- _GIVEN EXERCISE A_
Reproduce this part of the Baltimore and Ohio railroad passage word for word: begin at the words "Construction was now" and stop after "in this way.".
- _GIVEN EXERCISE B_
For each statement, answer yes or no according to the Baltimore and Ohio railroad passage and quote the words of the passage that decide it: (i) the locomotive York could carry fifteen tons at fifteen miles an hour on level portions of the road; (ii) the line had been completed to Wheeling by 1842; (iii) railroads of that time gave their stockholders detailed reports of business.

━━ PASSAGE SHOWN ━━

Construction was now rapidly pushed ahead, and by 1832 the whole
line had been opened to Point of Rocks, with a branch to
Frederick, Maryland, making seventy-two miles in all. In 1831,
steam locomotives were tested, and one of them, the York, was
found capable of conveying fifteen tons at the rate of fifteen
miles an hour on level portions of the road. This achievement was
regarded as a great triumph, and in 1832 the directors of the
road called attention to "the great increase in velocity" that
had been obtained in this way.
From this time forward the expansion of the railroad proceeded
with a certainty born of success. A branch was built to
Washington and the main line was extended to Harper's Ferry.
Beyond this point construction was slow because financial
difficulties stood in the way, and it was not until after the
panic of 1837 that further aggressive building began. But by 1842
the line was completed to Cumberland, Maryland, and by 1853, to
Wheeling. Meanwhile, the branch from Cumberland to Parkersburg,
Virginia, was built. The road now comprised a total system of
more than five hundred miles and reached two points of importance
on the Ohio River, one northward near the Pennsylvania-Ohio state
line and one southward in the direction of Cincinnati. The
Parkersburg extension was of great importance because it opened a
through route to St. Louis, by means of the Cincinnati and
Marietta Railroad--which was at this time completed from
Cincinnati to Belpre, Ohio, opposite Parkersburg--and the Ohio
and Mississippi, which extended more than three hundred miles
from St. Louis to Cincinnati.
Times were not the best, however, and, although much traffic was
developed, the immense cost of the extensions heavily burdened
the Baltimore and Ohio Company, while the panic of 1857 seriously
embarrassed its credit. Soon after this panic and before the
company had begun to recover from its effects, John W. Garrett,
one of the large stockholders in the road and son of a Baltimore
banker, was elected to its presidency, and a new chapter in the
history of the Baltimore and Ohio began. Almost immediately
following Garrett's election, a remarkable change became
apparent. Losses were turned into gains; deficits were converted
into surpluses; and soon Garrett had gained the reputation of
being the most remarkable and efficient railroad manager in the
world. He seemed to be almost an Aladdin of railroad management
for, even when he could not show increases in amount of business
done, he reported greater profits by showing lower expenses. In
those days the railroads did not furnish detailed reports of
business to the stockholders or to the public. At the annual
meetings it was customary for a president or the directors simply
to announce, either orally or in a brief printed statement, the
amount of gross business and profits for the year. No such thing
as a balance sheet or detailed financial statement saw the light
of day--practically everything was taken by the stockholders on
faith. And great was their faith. When, therefore, Garrett
announced large increases in profits in years when most railroads
were standing still or were incurring losses, he was implicitly
believed.

━━━
━━ MATERIAL ━━

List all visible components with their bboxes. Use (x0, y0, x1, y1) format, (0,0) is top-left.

━━━

- _TASK RESPONSE A_
Construction was now rapidly pushed ahead, and by 1832 the whole
line had been opened to Point of Rocks, with a branch to
Frederick, Maryland, making seventy-two miles in all. In 1831,
steam locomotives were tested, and one of them, the York, was
found capable of conveying fifteen tons at the rate of fifteen
miles an hour on level portions of the road. This achievement was
regarded as a great triumph, and in 1832 the directors of the
road called attention to "the great increase in velocity" that
had been obtained in this way.

- _TASK RESPONSE B_
(i) Yes: "found capable of conveying fifteen tons at the rate of fifteen miles an hour on level portions of the road."
(ii) No: "by 1842 the line was completed to Cumberland, Maryland, and by 1853, to Wheeling."
(iii) No: "In those days the railroads did not furnish detailed reports of business to the stockholders or to the public."